YOUR TASK
Locate every line below that contains the word "name" and copy it.

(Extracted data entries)
·····

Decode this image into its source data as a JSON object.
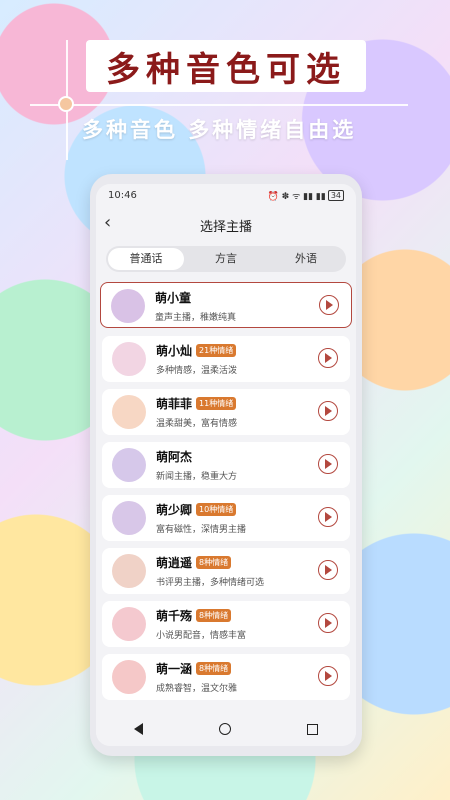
{
  "hero": {
    "title": "多种音色可选",
    "subtitle": "多种音色  多种情绪自由选"
  },
  "status_bar": {
    "time": "10:46",
    "icons": "⏰ ✽ ᯤ ▮▮ ▮▮",
    "battery": "34"
  },
  "nav": {
    "title": "选择主播",
    "back_icon": "‹"
  },
  "tabs": [
    {
      "label": "普通话",
      "active": true
    },
    {
      "label": "方言",
      "active": false
    },
    {
      "label": "外语",
      "active": false
    }
  ],
  "anchors": [
    {
      "name": "萌小童",
      "badge": "",
      "desc": "童声主播，稚嫩纯真",
      "selected": true
    },
    {
      "name": "萌小灿",
      "badge": "21种情绪",
      "desc": "多种情感，温柔活泼",
      "selected": false
    },
    {
      "name": "萌菲菲",
      "badge": "11种情绪",
      "desc": "温柔甜美，富有情感",
      "selected": false
    },
    {
      "name": "萌阿杰",
      "badge": "",
      "desc": "新闻主播，稳重大方",
      "selected": false
    },
    {
      "name": "萌少卿",
      "badge": "10种情绪",
      "desc": "富有磁性，深情男主播",
      "selected": false
    },
    {
      "name": "萌逍遥",
      "badge": "8种情绪",
      "desc": "书评男主播，多种情绪可选",
      "selected": false
    },
    {
      "name": "萌千殇",
      "badge": "8种情绪",
      "desc": "小说男配音，情感丰富",
      "selected": false
    },
    {
      "name": "萌一涵",
      "badge": "8种情绪",
      "desc": "成熟睿智，温文尔雅",
      "selected": false
    }
  ],
  "colors": {
    "accent": "#b3483f",
    "badge": "#d9792f",
    "hero_title": "#8b1a1a"
  }
}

·····

REPLY
      "name": "萌小童",
      "name": "萌小灿",
      "name": "萌菲菲",
      "name": "萌阿杰",
      "name": "萌少卿",
      "name": "萌逍遥",
      "name": "萌千殇",
      "name": "萌一涵",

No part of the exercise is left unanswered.